* TASK INSTRUCTIONS
Locate each line holding the string "Power" and copy it.

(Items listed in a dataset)
______________________________
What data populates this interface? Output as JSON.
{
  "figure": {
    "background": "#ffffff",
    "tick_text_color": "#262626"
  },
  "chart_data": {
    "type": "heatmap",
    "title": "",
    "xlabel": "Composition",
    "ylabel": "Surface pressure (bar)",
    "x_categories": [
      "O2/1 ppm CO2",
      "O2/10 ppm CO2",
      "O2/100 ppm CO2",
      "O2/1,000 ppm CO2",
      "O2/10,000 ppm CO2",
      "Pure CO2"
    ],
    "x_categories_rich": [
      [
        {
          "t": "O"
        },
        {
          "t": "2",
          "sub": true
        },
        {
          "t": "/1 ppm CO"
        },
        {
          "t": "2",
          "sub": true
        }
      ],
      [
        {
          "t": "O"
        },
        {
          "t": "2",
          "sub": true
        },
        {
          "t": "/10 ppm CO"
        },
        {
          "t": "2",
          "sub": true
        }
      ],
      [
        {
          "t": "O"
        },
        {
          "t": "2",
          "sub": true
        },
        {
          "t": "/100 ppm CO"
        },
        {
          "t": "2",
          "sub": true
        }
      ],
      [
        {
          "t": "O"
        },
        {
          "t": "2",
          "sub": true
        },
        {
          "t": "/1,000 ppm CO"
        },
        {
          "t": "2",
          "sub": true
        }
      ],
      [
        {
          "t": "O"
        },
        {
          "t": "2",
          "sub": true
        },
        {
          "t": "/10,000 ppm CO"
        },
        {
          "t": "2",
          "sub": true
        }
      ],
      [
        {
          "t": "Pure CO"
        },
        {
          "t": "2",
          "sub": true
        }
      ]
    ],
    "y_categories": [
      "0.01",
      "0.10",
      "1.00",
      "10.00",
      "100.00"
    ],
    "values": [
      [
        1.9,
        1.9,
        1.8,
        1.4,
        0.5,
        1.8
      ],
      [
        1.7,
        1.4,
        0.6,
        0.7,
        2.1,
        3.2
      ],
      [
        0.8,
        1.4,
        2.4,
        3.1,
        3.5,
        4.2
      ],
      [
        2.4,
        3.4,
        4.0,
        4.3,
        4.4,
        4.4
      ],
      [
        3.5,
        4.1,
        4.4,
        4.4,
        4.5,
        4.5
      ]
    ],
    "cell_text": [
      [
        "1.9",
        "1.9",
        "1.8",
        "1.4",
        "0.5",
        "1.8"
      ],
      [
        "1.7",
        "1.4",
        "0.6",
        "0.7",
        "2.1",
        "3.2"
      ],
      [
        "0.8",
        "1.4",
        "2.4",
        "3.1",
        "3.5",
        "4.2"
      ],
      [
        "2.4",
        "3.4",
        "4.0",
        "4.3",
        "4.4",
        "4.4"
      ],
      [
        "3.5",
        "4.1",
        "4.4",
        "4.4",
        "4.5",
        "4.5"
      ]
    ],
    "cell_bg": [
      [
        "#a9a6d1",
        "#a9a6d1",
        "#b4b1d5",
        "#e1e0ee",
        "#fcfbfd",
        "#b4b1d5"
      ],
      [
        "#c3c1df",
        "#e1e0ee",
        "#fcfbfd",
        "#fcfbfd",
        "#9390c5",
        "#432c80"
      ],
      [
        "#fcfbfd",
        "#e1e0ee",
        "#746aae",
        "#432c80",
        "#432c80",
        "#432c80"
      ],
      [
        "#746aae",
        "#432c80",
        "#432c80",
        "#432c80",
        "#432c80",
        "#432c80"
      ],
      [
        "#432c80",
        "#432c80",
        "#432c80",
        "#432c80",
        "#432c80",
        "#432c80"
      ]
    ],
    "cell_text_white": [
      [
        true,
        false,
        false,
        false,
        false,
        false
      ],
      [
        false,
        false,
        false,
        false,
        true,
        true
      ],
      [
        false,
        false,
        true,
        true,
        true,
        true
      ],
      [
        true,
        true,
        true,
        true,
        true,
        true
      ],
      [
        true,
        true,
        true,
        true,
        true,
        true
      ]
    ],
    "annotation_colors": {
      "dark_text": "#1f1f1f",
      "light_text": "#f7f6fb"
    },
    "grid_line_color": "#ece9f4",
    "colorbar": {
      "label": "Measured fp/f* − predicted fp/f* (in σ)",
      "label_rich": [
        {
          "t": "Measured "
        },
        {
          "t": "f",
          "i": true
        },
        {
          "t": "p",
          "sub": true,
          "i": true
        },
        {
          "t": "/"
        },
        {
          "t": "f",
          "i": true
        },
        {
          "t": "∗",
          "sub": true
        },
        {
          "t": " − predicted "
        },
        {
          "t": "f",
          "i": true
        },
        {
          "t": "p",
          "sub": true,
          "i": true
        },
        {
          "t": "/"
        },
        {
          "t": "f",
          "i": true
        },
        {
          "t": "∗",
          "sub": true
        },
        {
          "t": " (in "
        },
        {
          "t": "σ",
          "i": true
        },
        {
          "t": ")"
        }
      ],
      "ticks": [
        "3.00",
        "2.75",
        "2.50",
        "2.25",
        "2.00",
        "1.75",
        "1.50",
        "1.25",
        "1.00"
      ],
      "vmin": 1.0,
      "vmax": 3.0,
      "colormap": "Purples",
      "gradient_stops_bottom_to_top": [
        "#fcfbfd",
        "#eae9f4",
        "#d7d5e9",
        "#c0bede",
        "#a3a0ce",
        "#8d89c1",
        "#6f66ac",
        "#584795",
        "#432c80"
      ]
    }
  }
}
______________________________
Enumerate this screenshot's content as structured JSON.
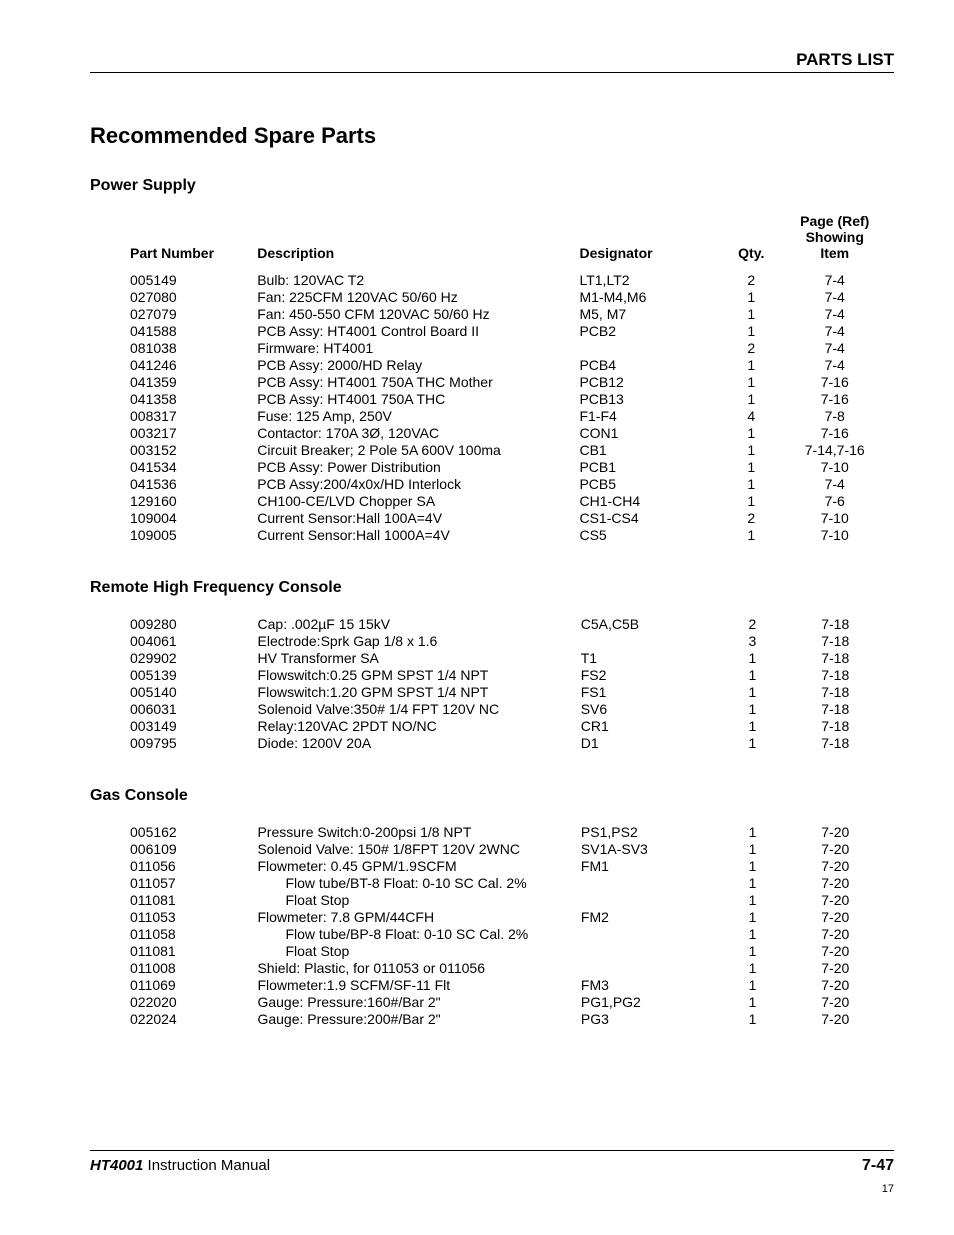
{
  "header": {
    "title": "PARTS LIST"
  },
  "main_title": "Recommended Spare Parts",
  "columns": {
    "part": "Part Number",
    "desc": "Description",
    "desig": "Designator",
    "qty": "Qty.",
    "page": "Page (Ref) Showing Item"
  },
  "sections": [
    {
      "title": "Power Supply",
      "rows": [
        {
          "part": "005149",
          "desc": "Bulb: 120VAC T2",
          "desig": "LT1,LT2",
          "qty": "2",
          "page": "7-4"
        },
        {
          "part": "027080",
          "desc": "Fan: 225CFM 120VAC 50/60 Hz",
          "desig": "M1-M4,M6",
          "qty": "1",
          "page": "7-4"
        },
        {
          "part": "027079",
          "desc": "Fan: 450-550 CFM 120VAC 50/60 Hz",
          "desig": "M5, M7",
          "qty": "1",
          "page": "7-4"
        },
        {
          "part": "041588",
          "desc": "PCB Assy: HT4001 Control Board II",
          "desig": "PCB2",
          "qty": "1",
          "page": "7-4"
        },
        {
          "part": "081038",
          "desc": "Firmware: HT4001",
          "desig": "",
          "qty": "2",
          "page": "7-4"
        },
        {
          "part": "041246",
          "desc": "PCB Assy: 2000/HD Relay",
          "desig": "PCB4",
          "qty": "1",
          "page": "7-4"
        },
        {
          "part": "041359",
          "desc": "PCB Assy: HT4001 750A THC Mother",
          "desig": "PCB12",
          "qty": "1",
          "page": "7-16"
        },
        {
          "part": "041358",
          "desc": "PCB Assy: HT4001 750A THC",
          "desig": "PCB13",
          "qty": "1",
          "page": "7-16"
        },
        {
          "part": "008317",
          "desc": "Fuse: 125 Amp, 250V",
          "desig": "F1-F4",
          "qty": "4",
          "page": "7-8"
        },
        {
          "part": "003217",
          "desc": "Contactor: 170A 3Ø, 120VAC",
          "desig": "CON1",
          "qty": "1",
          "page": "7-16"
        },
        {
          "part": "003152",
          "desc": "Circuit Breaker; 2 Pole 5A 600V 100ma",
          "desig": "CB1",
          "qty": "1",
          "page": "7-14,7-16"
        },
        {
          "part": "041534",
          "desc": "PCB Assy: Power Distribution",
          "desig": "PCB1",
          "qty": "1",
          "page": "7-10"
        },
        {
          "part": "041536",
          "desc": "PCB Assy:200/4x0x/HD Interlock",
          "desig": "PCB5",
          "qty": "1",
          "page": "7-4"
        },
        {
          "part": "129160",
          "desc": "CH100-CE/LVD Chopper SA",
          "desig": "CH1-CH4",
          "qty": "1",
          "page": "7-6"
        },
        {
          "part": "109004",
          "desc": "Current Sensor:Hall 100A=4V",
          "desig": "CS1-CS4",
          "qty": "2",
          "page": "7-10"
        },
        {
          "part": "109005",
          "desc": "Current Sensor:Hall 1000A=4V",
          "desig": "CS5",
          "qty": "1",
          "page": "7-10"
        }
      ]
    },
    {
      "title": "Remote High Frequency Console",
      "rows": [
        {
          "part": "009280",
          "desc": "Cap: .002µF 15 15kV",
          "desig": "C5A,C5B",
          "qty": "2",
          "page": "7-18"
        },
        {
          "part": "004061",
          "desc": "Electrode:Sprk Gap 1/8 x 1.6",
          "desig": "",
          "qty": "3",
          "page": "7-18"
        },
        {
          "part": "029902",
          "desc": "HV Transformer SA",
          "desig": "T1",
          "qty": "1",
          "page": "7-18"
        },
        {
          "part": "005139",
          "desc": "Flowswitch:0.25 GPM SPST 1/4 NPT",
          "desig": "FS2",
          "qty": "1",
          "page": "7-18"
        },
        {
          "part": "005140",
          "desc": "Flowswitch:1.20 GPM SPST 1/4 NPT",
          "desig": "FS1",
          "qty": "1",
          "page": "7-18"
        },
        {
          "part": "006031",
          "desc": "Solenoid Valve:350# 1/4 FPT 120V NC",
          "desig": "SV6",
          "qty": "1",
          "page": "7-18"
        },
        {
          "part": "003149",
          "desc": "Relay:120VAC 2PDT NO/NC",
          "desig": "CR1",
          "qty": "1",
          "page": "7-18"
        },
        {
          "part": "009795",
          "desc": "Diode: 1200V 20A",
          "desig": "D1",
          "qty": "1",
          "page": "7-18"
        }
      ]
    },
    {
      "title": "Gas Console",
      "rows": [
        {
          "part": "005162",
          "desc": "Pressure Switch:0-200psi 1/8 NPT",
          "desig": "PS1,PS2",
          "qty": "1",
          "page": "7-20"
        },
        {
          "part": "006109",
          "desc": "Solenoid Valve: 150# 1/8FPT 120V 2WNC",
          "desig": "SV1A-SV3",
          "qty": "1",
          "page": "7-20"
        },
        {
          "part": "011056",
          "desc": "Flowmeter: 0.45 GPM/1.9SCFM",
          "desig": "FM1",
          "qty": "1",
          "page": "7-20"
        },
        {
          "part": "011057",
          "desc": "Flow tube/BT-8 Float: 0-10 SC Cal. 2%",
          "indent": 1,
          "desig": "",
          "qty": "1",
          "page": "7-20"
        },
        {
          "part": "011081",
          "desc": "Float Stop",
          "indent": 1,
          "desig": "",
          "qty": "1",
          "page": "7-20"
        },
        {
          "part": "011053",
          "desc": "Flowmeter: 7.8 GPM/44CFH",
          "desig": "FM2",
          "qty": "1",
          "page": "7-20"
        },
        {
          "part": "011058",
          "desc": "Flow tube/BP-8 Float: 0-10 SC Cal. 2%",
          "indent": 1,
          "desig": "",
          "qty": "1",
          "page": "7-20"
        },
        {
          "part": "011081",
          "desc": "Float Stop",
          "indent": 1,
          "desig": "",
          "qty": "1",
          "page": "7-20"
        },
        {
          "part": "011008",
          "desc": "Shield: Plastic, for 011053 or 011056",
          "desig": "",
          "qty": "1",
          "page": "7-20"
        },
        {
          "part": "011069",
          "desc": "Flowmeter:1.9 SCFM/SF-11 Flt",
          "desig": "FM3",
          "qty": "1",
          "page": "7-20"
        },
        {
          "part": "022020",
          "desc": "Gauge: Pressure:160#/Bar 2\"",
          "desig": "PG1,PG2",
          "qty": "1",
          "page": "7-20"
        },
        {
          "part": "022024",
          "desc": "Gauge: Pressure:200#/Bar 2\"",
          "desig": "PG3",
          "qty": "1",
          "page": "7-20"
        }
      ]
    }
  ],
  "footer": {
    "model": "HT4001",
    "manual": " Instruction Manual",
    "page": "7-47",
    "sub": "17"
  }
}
______________________________
* RESPONSE TO THE TASK
      "title": "Power Supply",
          "desc": "PCB Assy: Power Distribution",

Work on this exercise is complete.